TASK TO COMPLETE.
This exercise asks for a copy of each line in the records below with the word "erklingt" in it.

*** Opening of DATA PROVIDED ***

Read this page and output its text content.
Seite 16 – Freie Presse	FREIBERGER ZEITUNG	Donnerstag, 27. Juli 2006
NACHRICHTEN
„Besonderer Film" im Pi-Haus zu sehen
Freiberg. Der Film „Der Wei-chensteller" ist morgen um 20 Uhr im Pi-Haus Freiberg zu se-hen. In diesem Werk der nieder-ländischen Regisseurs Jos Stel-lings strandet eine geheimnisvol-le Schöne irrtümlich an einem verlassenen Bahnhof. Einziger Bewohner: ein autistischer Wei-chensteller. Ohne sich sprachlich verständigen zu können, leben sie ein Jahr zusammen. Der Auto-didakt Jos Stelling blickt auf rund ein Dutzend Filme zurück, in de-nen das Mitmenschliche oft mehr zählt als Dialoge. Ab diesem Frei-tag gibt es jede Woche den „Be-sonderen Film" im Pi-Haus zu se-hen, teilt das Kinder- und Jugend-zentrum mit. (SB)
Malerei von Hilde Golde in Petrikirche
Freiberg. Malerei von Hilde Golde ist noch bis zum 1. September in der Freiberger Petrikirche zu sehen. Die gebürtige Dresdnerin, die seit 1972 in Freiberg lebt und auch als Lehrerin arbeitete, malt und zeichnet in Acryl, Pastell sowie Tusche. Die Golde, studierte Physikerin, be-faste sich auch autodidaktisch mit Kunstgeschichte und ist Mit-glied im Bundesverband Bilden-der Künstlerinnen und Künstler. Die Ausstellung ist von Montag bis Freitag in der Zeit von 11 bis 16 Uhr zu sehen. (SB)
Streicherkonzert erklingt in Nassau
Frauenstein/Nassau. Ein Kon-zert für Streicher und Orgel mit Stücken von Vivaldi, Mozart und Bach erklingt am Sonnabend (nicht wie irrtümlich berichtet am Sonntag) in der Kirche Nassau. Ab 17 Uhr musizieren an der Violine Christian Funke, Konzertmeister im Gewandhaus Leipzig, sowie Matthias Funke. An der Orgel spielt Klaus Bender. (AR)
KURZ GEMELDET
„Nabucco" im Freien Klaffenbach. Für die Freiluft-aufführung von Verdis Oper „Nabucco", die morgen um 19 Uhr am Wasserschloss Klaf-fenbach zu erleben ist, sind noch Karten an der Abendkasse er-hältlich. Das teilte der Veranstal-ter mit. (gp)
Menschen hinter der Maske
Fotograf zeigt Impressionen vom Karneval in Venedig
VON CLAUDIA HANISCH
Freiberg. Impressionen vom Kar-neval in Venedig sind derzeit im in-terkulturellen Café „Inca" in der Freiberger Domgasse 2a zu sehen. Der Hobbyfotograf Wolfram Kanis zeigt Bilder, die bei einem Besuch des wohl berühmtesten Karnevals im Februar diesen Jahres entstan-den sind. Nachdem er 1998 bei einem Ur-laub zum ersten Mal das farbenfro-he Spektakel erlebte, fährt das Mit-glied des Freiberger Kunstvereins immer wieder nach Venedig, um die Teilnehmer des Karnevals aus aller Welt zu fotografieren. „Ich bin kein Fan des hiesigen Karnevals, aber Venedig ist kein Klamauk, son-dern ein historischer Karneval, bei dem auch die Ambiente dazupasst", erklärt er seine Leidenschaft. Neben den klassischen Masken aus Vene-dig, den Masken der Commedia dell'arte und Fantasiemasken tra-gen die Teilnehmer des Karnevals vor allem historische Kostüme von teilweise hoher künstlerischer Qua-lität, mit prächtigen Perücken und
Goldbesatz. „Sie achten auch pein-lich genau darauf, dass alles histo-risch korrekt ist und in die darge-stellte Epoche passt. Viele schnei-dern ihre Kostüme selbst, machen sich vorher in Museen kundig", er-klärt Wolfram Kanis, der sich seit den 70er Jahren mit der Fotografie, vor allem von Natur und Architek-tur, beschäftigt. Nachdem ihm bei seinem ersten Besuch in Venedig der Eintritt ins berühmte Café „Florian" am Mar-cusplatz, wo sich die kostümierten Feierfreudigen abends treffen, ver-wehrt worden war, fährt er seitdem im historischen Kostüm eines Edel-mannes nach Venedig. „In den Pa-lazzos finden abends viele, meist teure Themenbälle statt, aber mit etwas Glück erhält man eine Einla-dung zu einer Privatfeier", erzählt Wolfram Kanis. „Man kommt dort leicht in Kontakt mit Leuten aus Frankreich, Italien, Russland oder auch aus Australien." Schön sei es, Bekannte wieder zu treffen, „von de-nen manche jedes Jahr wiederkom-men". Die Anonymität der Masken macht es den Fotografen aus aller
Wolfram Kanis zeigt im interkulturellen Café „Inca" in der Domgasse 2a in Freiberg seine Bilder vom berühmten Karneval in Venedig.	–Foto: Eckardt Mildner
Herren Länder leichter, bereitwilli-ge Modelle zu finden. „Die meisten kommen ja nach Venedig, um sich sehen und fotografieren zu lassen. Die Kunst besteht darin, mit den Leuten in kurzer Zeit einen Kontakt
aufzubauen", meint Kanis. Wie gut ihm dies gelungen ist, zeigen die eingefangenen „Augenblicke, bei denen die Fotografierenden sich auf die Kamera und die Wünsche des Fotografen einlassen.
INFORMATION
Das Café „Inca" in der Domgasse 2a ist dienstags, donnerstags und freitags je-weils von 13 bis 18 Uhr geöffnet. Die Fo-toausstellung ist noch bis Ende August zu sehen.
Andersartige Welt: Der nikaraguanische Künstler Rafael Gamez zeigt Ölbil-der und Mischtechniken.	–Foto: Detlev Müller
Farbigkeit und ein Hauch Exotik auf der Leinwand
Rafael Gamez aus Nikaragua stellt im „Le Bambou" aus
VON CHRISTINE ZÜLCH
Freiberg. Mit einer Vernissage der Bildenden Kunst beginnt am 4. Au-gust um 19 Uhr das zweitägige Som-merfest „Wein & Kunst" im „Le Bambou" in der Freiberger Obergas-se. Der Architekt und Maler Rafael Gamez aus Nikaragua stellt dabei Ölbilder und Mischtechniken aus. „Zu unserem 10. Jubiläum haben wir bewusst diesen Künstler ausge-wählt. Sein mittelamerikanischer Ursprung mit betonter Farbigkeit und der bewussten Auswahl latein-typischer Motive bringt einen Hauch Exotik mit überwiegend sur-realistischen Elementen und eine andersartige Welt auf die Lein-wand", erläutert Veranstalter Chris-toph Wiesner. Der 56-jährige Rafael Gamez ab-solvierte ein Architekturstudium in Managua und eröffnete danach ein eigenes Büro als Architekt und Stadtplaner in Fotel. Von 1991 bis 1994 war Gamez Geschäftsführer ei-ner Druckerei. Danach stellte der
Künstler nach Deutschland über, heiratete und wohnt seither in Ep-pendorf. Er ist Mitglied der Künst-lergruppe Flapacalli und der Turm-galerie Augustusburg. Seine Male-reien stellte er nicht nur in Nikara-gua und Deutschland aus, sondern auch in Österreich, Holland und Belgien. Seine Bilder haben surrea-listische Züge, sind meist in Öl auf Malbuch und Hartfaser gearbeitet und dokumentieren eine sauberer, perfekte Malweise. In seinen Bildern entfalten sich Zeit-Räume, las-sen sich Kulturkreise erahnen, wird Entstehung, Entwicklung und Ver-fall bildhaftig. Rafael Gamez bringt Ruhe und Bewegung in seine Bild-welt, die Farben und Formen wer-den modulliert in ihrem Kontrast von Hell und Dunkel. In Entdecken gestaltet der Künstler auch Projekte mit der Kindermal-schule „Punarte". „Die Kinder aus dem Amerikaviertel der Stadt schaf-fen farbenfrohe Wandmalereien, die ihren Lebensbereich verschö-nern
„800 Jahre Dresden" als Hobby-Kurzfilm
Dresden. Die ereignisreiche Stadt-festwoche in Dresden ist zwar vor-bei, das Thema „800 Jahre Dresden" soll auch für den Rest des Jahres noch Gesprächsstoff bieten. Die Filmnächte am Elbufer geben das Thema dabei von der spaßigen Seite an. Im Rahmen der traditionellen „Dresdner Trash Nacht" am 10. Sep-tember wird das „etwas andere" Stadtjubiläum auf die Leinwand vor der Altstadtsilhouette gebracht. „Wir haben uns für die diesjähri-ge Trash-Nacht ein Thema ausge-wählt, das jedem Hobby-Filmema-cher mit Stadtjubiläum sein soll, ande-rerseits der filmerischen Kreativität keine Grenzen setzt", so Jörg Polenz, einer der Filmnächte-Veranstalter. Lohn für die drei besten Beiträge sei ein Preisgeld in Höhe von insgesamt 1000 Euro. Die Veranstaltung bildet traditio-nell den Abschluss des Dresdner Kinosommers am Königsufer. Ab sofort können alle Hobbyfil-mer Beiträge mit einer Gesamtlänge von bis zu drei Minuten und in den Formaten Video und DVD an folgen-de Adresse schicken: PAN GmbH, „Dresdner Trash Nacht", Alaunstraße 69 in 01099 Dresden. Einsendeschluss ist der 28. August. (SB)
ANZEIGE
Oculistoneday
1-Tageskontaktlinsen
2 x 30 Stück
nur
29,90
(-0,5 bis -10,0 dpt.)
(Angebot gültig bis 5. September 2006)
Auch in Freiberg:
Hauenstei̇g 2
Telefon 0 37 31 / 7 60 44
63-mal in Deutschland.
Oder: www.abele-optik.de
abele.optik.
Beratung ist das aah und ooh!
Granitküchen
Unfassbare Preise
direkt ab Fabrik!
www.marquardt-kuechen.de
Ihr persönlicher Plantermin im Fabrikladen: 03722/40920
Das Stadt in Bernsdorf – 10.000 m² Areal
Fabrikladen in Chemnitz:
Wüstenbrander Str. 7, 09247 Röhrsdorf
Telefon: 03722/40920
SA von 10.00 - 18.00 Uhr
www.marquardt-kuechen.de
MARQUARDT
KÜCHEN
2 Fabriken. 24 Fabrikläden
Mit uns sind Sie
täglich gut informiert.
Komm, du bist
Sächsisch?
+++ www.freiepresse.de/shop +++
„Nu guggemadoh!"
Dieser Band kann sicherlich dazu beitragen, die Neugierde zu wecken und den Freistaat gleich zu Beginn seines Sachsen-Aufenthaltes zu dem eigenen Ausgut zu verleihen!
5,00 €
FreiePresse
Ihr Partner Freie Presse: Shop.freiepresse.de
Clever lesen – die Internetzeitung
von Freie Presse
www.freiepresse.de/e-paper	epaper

*** Close of DATA PROVIDED ***

RESULT BELOW.
Streicherkonzert erklingt in Nassau
Frauenstein/Nassau. Ein Kon-zert für Streicher und Orgel mit Stücken von Vivaldi, Mozart und Bach erklingt am Sonnabend (nicht wie irrtümlich berichtet am Sonntag) in der Kirche Nassau. Ab 17 Uhr musizieren an der Violine Christian Funke, Konzertmeister im Gewandhaus Leipzig, sowie Matthias Funke. An der Orgel spielt Klaus Bender. (AR)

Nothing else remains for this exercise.